-- start RECORDS PROVIDED --
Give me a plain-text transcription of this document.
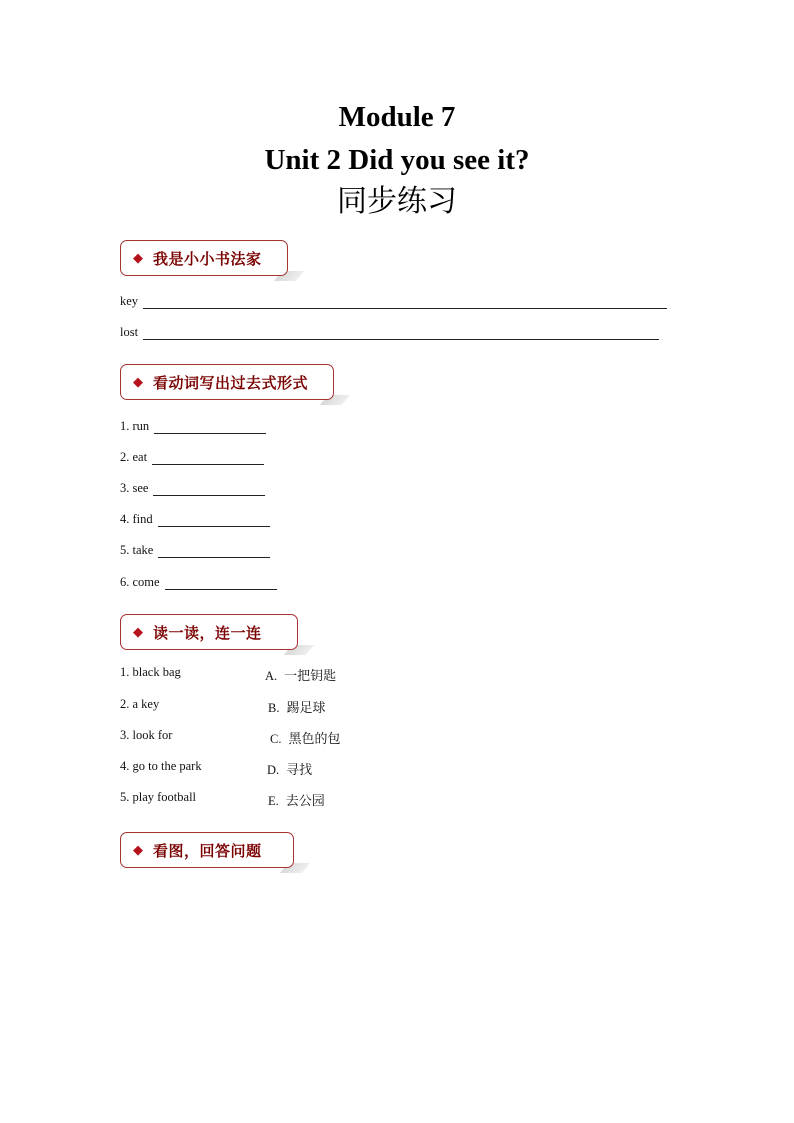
Module 7
Unit 2 Did you see it?
同步练习
◆ 我是小小书法家
key
lost
◆ 看动词写出过去式形式
1. run
2. eat
3. see
4. find
5. take
6. come
◆ 读一读，连一连
1. black bag	A. 一把钥匙
2. a key	B. 踢足球
3. look for	C. 黑色的包
4. go to the park	D. 寻找
5. play football	E. 去公园
◆ 看图，回答问题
-- end RECORDS PROVIDED --
SHORT PROBLEM: Keep the pictures out and write out the records exactly.

RESPONSE TO THIS TASK:
Give me a plain-text transcription of this document.
Module 7
Unit 2 Did you see it?
同步练习
◆ 我是小小书法家
key
lost
◆ 看动词写出过去式形式
1. run
2. eat
3. see
4. find
5. take
6. come
◆ 读一读，连一连
1. black bag	A. 一把钥匙
2. a key	B. 踢足球
3. look for	C. 黑色的包
4. go to the park	D. 寻找
5. play football	E. 去公园
◆ 看图，回答问题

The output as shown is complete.